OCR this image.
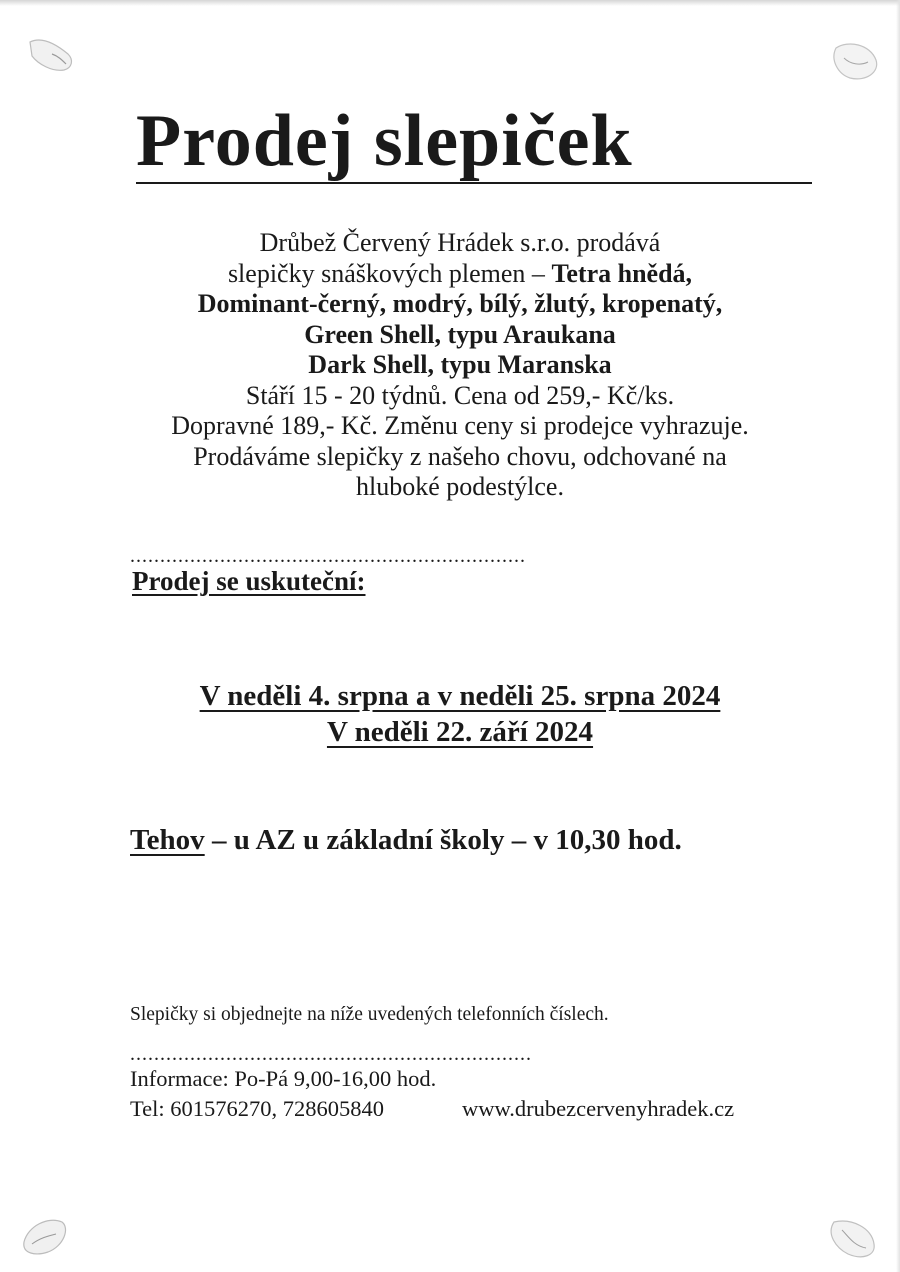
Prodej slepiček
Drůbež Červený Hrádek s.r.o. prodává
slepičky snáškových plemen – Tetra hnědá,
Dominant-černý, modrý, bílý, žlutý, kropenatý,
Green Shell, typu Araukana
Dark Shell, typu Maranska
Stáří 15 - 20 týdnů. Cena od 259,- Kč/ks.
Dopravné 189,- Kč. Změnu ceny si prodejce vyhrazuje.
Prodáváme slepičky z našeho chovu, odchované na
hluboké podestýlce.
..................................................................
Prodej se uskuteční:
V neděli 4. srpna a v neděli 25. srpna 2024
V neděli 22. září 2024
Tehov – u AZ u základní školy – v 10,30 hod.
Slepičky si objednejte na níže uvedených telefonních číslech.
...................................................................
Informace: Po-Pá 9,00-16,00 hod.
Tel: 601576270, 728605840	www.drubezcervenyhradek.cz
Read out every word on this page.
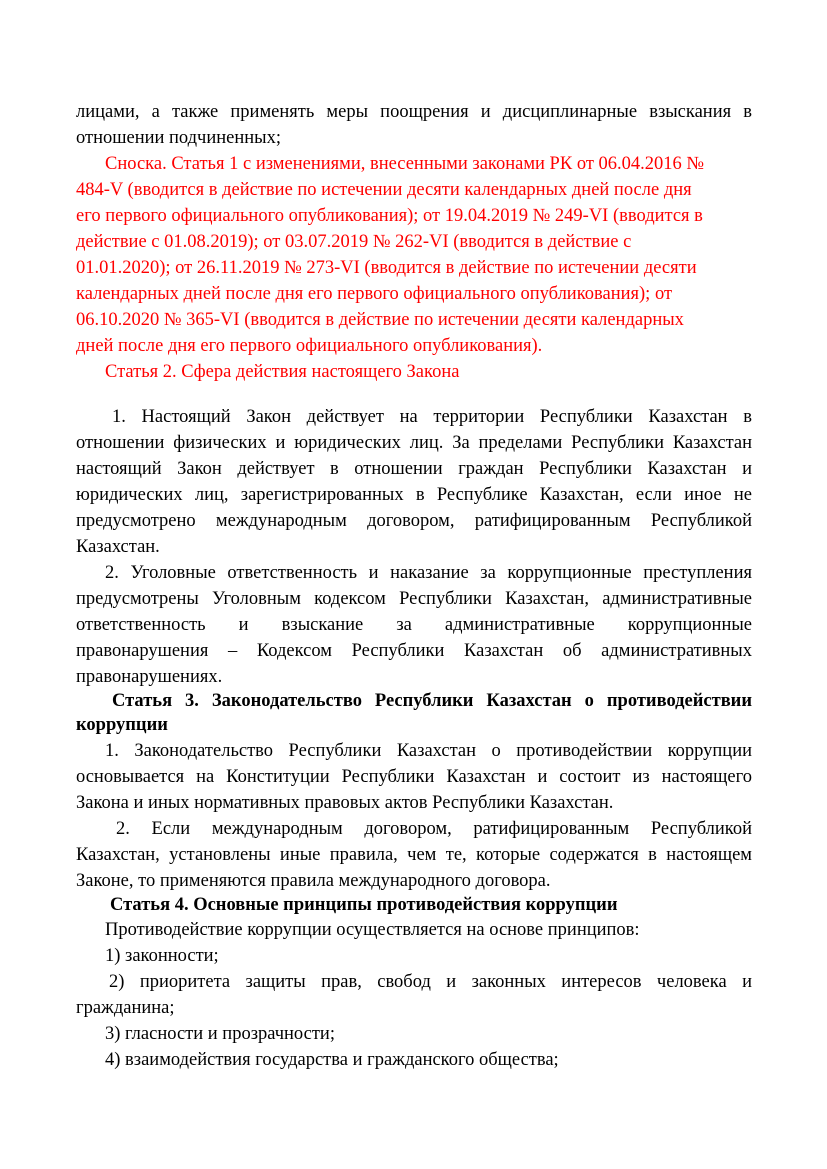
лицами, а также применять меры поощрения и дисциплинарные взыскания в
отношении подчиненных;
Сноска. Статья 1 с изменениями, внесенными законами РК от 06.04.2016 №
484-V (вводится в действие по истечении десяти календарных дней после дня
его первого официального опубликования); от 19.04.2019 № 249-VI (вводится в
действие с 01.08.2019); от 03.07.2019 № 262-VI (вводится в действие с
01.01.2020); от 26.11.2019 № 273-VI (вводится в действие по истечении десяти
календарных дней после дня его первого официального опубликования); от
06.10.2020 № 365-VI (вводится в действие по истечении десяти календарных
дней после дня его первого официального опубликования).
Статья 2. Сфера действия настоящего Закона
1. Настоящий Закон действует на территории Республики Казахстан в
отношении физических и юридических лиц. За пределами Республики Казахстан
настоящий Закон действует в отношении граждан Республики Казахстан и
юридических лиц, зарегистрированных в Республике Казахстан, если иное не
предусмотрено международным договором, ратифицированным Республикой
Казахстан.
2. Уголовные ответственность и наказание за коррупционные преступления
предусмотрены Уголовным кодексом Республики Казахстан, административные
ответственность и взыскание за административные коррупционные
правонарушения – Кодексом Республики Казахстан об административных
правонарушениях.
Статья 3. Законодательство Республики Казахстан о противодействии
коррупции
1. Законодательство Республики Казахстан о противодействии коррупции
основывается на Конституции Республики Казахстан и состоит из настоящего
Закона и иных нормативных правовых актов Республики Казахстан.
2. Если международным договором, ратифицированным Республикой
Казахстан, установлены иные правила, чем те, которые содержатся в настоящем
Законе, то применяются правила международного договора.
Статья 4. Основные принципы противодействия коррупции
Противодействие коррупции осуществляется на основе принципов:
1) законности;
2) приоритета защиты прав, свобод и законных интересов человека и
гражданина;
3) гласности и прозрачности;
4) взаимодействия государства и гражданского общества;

Work to be completed: Write down every line of the data above that includes the string "this".

Written response:
OCR this image.
Read out every word on this page.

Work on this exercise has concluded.